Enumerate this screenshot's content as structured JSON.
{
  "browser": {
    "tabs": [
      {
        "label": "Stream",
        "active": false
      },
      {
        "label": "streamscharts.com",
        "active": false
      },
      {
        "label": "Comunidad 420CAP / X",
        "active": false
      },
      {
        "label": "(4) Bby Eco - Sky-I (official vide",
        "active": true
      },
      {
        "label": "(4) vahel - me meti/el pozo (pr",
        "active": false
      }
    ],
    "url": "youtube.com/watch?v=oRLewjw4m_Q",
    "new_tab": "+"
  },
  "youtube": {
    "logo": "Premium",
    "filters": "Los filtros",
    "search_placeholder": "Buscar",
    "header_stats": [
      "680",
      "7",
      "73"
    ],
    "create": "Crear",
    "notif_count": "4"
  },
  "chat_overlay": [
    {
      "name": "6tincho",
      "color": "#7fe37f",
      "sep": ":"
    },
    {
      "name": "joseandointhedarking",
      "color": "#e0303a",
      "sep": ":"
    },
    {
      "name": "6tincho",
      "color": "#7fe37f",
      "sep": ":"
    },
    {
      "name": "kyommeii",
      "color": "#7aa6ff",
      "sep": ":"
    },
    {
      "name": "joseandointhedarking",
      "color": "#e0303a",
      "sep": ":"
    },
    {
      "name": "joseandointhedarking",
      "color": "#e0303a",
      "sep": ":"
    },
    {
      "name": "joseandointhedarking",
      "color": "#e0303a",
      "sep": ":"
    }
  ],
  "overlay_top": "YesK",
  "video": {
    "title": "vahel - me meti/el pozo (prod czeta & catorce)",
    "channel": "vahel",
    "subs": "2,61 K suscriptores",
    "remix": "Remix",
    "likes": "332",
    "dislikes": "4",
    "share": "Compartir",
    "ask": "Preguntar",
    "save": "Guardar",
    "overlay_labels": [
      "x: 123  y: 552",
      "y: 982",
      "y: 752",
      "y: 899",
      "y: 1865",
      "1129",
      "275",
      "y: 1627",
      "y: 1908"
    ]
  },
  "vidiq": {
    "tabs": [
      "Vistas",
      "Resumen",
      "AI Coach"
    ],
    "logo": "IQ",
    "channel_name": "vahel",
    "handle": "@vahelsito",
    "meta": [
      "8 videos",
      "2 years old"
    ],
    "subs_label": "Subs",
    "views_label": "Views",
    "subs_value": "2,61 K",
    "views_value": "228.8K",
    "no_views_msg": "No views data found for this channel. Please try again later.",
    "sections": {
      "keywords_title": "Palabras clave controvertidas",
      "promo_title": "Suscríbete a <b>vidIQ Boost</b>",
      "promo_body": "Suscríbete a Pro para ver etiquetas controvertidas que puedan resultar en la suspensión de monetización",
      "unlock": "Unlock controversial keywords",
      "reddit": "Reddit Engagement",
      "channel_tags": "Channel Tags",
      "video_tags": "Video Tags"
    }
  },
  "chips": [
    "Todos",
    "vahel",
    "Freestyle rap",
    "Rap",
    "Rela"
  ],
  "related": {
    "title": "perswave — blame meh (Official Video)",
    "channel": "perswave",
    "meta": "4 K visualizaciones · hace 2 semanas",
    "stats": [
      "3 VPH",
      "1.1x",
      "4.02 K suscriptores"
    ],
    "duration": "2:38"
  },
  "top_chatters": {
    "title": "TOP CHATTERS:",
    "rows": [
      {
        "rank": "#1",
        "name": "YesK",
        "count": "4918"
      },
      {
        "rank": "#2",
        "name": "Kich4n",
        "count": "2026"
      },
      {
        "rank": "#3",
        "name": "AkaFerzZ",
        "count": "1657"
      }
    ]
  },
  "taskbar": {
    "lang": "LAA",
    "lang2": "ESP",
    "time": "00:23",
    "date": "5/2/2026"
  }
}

════════════════

Stated problem:
Copy out the data shown above without altering anything.

Task answer:
Enumerate this screenshot's content as structured JSON.
{
  "browser": {
    "tabs": [
      {
        "label": "Stream",
        "active": false
      },
      {
        "label": "streamscharts.com",
        "active": false
      },
      {
        "label": "Comunidad 420CAP / X",
        "active": false
      },
      {
        "label": "(4) Bby Eco - Sky-I (official vide",
        "active": true
      },
      {
        "label": "(4) vahel - me meti/el pozo (pr",
        "active": false
      }
    ],
    "url": "youtube.com/watch?v=oRLewjw4m_Q",
    "new_tab": "+"
  },
  "youtube": {
    "logo": "Premium",
    "filters": "Los filtros",
    "search_placeholder": "Buscar",
    "header_stats": [
      "680",
      "7",
      "73"
    ],
    "create": "Crear",
    "notif_count": "4"
  },
  "chat_overlay": [
    {
      "name": "6tincho",
      "color": "#7fe37f",
      "sep": ":"
    },
    {
      "name": "joseandointhedarking",
      "color": "#e0303a",
      "sep": ":"
    },
    {
      "name": "6tincho",
      "color": "#7fe37f",
      "sep": ":"
    },
    {
      "name": "kyommeii",
      "color": "#7aa6ff",
      "sep": ":"
    },
    {
      "name": "joseandointhedarking",
      "color": "#e0303a",
      "sep": ":"
    },
    {
      "name": "joseandointhedarking",
      "color": "#e0303a",
      "sep": ":"
    },
    {
      "name": "joseandointhedarking",
      "color": "#e0303a",
      "sep": ":"
    }
  ],
  "overlay_top": "YesK",
  "video": {
    "title": "vahel - me meti/el pozo (prod czeta & catorce)",
    "channel": "vahel",
    "subs": "2,61 K suscriptores",
    "remix": "Remix",
    "likes": "332",
    "dislikes": "4",
    "share": "Compartir",
    "ask": "Preguntar",
    "save": "Guardar",
    "overlay_labels": [
      "x: 123  y: 552",
      "y: 982",
      "y: 752",
      "y: 899",
      "y: 1865",
      "1129",
      "275",
      "y: 1627",
      "y: 1908"
    ]
  },
  "vidiq": {
    "tabs": [
      "Vistas",
      "Resumen",
      "AI Coach"
    ],
    "logo": "IQ",
    "channel_name": "vahel",
    "handle": "@vahelsito",
    "meta": [
      "8 videos",
      "2 years old"
    ],
    "subs_label": "Subs",
    "views_label": "Views",
    "subs_value": "2,61 K",
    "views_value": "228.8K",
    "no_views_msg": "No views data found for this channel. Please try again later.",
    "sections": {
      "keywords_title": "Palabras clave controvertidas",
      "promo_title": "Suscríbete a <b>vidIQ Boost</b>",
      "promo_body": "Suscríbete a Pro para ver etiquetas controvertidas que puedan resultar en la suspensión de monetización",
      "unlock": "Unlock controversial keywords",
      "reddit": "Reddit Engagement",
      "channel_tags": "Channel Tags",
      "video_tags": "Video Tags"
    }
  },
  "chips": [
    "Todos",
    "vahel",
    "Freestyle rap",
    "Rap",
    "Rela"
  ],
  "related": {
    "title": "perswave — blame meh (Official Video)",
    "channel": "perswave",
    "meta": "4 K visualizaciones · hace 2 semanas",
    "stats": [
      "3 VPH",
      "1.1x",
      "4.02 K suscriptores"
    ],
    "duration": "2:38"
  },
  "top_chatters": {
    "title": "TOP CHATTERS:",
    "rows": [
      {
        "rank": "#1",
        "name": "YesK",
        "count": "4918"
      },
      {
        "rank": "#2",
        "name": "Kich4n",
        "count": "2026"
      },
      {
        "rank": "#3",
        "name": "AkaFerzZ",
        "count": "1657"
      }
    ]
  },
  "taskbar": {
    "lang": "LAA",
    "lang2": "ESP",
    "time": "00:23",
    "date": "5/2/2026"
  }
}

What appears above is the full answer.